EXERCISE »
Filter the listing for lines containing "totaal".

SUPPLIED MATERIAL Block Start

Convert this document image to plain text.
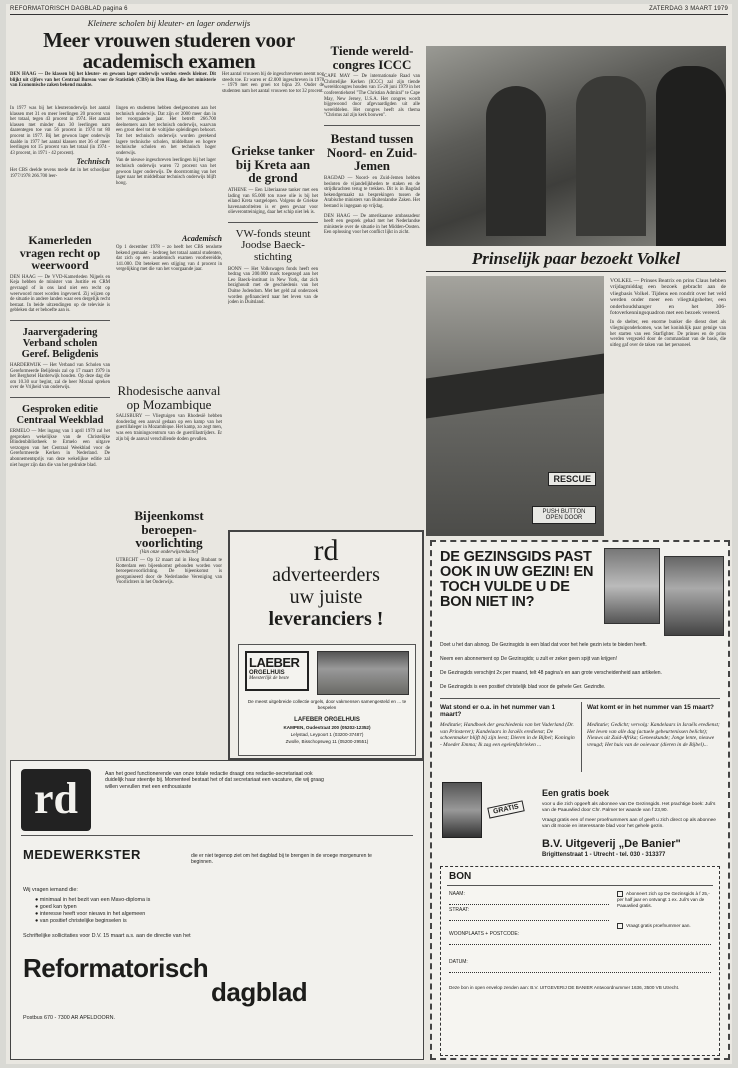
REFORMATORISCH DAGBLAD pagina 6	ZATERDAG 3 MAART 1979
Kleinere scholen bij kleuter- en lager onderwijs
Meer vrouwen studeren voor academisch examen
DEN HAAG — De klassen bij het kleuter- en gewoon lager onderwijs worden steeds kleiner. Dit blijkt uit cijfers van het Centraal Bureau voor de Statistiek (CBS) in Den Haag, die het ministerie van Economische zaken bekend maakte.

In 1977 was bij het kleuteronderwijs het aantal klassen met 31 en meer leerlingen 20 procent van het totaal, tegen 43 procent in 1974. Het aantal klassen met minder dan 30 leerlingen nam daarentegen toe van 56 procent in 1974 tot 80 procent in 1977. Bij het gewoon lager onderwijs daalde in 1977 het aantal klassen met 36 of meer leerlingen tot 15 procent van het totaal (in 1974 - 43 procent, in 1971 - 42 procent).

Technisch

Het CBS deelde tevens mede dat in het schooljaar 1977/1978 266.700 leer-

lingen en studenten hebben deelgenomen aan het technisch onderwijs. Dat zijn er 2000 meer dan in het voorgaande jaar. Het betreft 266.700 deelnemers aan het technisch onderwijs, waarvan een groot deel tot de voltijdse opleidingen behoort. Tot het technisch onderwijs worden gerekend lagere technische scholen, middelbare en hogere technische scholen en het technisch hoger onderwijs.

Van de nieuwe ingeschreven leerlingen bij het lager technisch onderwijs waren 72 procent van het gewoon lager onderwijs. De doorstroming van het lager naar het middelbaar technisch onderwijs blijft hoog.

Het aantal vrouwen bij de ingeschrevenen neemt nog steeds toe. Er waren er 42.000 ingeschreven in 1978 – 1979 met een groei tot bijna 29. Onder de studenten nam het aantal vrouwen toe tot 32 procent.

Kamerleden vragen recht op weerwoord
DEN HAAG — De VVD-Kamerleden Nijpels en Keja hebben de minister van Justitie en CRM gevraagd of in ons land niet een recht op weerwoord moet worden ingevoerd. Zij wijzen op de situatie in andere landen waar een dergelijk recht bestaat. In beide uitzendingen op de televisie is gebleken dat er behoefte aan is.
Jaarvergadering Verband scholen Geref. Beligdenis
HARDERWIJK — Het Verband van Scholen van Gereformeerde Belijdenis zal op 17 maart 1979 in het Berghotel Harderwijk houden. Op deze dag die om 10.30 uur begint, zal de heer Moraal spreken over de Vrijheid van onderwijs.
Gesproken editie Centraal Weekblad
ERMELO — Met ingang van 1 april 1979 zal het gesproken wekelijkse van de Christelijke Blindenbibliotheek te Ermelo een uitgave verzorgen van het Centraal Weekblad voor de Gereformeerde Kerken in Nederland. De abonnementsprijs van deze wekelijkse editie zal niet hoger zijn dan die van het gedrukte blad.

Academisch

Op 1 december 1978 – zo heeft het CBS tenslotte bekend gemaakt – bedroeg het totaal aantal studenten, dat zich op een academisch examen voorbereidde, 141.000. Dit betekent een stijging van 4 procent in vergelijking met die van het voorgaande jaar.

Rhodesische aanval op Mozambique
SALISBURY — Vliegtuigen van Rhodesië hebben donderdag een aanval gedaan op een kamp van het guerrillaleger in Mozambique. Het kamp, zo zegt men, was een trainingscentrum van de guerrillastrijders. Er zijn bij de aanval verschillende doden gevallen.
Bijeenkomst beroepen-voorlichting
(Van onze onderwijsredactie)
UTRECHT — Op 12 maart zal in Hoog Brabant te Rotterdam een bijeenkomst gehouden worden voor beroepenvoorlichting. De bijeenkomst is georganiseerd door de Nederlandse Vereniging van Voorlichters in het Onderwijs.
Griekse tanker bij Kreta aan de grond
ATHENE — Een Liberiaanse tanker met een lading van 85.000 ton ruwe olie is bij het eiland Kreta vastgelopen. Volgens de Griekse havenautoriteiten is er geen gevaar voor olieverontreiniging, daar het schip niet lek is.
VW-fonds steunt Joodse Baeck-stichting
BONN — Het Volkswagen fonds heeft een bedrag van 200.000 mark toegezegd aan het Leo Baeck-instituut in New York, dat zich bezighoudt met de geschiedenis van het Duitse Jodendom. Met het geld zal onderzoek worden gefinancierd naar het leven van de joden in Duitsland.
Tiende wereld-congres ICCC
CAPE MAY — De internationale Raad van Christelijke Kerken (ICCC) zal zijn tiende wereldcongres houden van 15-28 juni 1979 in het conferentiehotel "The Christian Admiral" te Cape May, New Jersey, U.S.A. Het congres wordt bijgewoond door afgevaardigden uit alle werelddelen. Het congres heeft als thema "Christus zal zijn kerk bouwen".
Bestand tussen Noord- en Zuid-Jemen
BAGDAD — Noord- en Zuid-Jemen hebben besloten de vijandelijkheden te staken en de strijdkrachten terug te trekken. Dit is in Bagdad bekendgemaakt na besprekingen tussen de Arabische ministers van Buitenlandse Zaken. Het bestand is ingegaan op vrijdag.
DEN HAAG — De amerikaanse ambassadeur heeft een gesprek gehad met het Nederlandse ministerie over de situatie in het Midden-Oosten. Een oplossing voor het conflict lijkt in zicht.
Prinselijk paar bezoekt Volkel
RESCUE
PUSH BUTTON OPEN DOOR
VOLKEL — Prinses Beatrix en prins Claus hebben vrijdagmiddag een bezoek gebracht aan de vliegbasis Volkel. Tijdens een rondrit over het veld werden onder meer een vliegtuigshelter, een onderhoudshanger en het 306-fotoverkenningsquadron met een bezoek vereerd.
In de shelter, een enorme bunker die dienst doet als vliegtuigonderkomen, was het koninklijk paar getuige van het starten van een Starfighter. De prinses en de prins werden vergezeld door de commandant van de basis, die uitleg gaf over de taken van het personeel.
rd
adverteerders
uw juiste
leveranciers !
LAEBER
ORGELHUIS
Meesterlijk de beste
De meest uitgebreide collectie orgels, door vakmensen samengesteld en ... te bespelen
LAFEBER ORGELHUIS
KAMPEN, Oudestraat 200 (05202-12352)
Lelystad, Leypoort 1 (03200-37487)
Zwolle, Bisschopsweg 11 (05200-29551)
rd	Aan het goed functionerende van onze totale redactie draagt ons redactie-secretariaat ook duidelijk haar steentje bij. Momenteel bestaat het of dat secretariaat een vacature, die wij graag willen vervullen met een enthousiaste
MEDEWERKSTER	die er niet tegenop ziet om het dagblad bij te brengen in de vroege morgenuren te beginnen.
Wij vragen iemand die:
● minimaal in het bezit van een Mavo-diploma is
● goed kan typen
● interesse heeft voor nieuws in het algemeen
● van positief christelijke beginselen is
Schriftelijke sollicitaties voor D.V. 15 maart a.s. aan de directie van het
Reformatorisch
dagblad
Postbus 670 - 7300 AR APELDOORN.
DE GEZINSGIDS PAST OOK IN UW GEZIN! EN TOCH VULDE U DE BON NIET IN?
Doet u het dan alsnog. De Gezinsgids is een blad dat voor het hele gezin iets te bieden heeft.
Neem een abonnement op De Gezinsgids; u zult er zeker geen spijt van krijgen!
De Gezinsgids verschijnt 2x per maand, telt 48 pagina's en aan grote verscheidenheid aan artikelen.
De Gezinsgids is een positief christelijk blad voor de gehele Ger. Gezindte.
Wat stond er o.a. in het nummer van 1 maart?
Meditatie; Handboek der geschiedenis van het Vaderland (Dr. van Prinsterer); Kandelaars in Israëls eredienst; De schoenmaker blijft bij zijn leest; Dieren in de Bijbel; Koningin - Moeder Emma; Ik zag een egelenfabrieken ...
Wat komt er in het nummer van 15 maart?
Meditatie; Gedicht; vervolg: Kandelaars in Israëls eredienst; Het leven van alle dag (actuele gebeurtenissen belicht); Nieuws uit Zuid-Afrika; Geneeskunde; Jonge lente, nieuwe vreugd; Het huis van de ooievaar (dieren in de Bijbel)...
GRATIS
Een gratis boek
voor u die zich opgeeft als abonnee van De Gezinsgids. Het prachtige boek: Juli's van de Paauwlied door Chr. Palmer ter waarde van f 23,90.
Vraagt gratis een of meer proefnummers aan of geeft u zich direct op als abonnee van dit mooie en interessante blad voor het gehele gezin.
B.V. Uitgeverij „De Banier"
Brigittenstraat 1 - Utrecht - tel. 030 - 313377
BON
NAAM:
STRAAT:
WOONPLAATS + POSTCODE:
DATUM:
Abonneert zich op De Gezinsgids à f 25,- per half jaar en ontvangt 1 ex. Juli's van de Paauwlied gratis.
Vraagt gratis proefnummer aan.
Deze bon in open envelop zenden aan: B.V. UITGEVERIJ DE BANIER Antwoordnummer 1636, 3500 VB Utrecht.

SUPPLIED MATERIAL Block End

EXERCISE RESULT »
In 1977 was bij het kleuteronderwijs het aantal klassen met 31 en meer leerlingen 20 procent van het totaal, tegen 43 procent in 1974. Het aantal klassen met minder dan 30 leerlingen nam daarentegen toe van 56 procent in 1974 tot 80 procent in 1977. Bij het gewoon lager onderwijs daalde in 1977 het aantal klassen met 36 of meer leerlingen tot 15 procent van het totaal (in 1974 - 43 procent, in 1971 - 42 procent).
Op 1 december 1978 – zo heeft het CBS tenslotte bekend gemaakt – bedroeg het totaal aantal studenten, dat zich op een academisch examen voorbereidde, 141.000. Dit betekent een stijging van 4 procent in vergelijking met die van het voorgaande jaar.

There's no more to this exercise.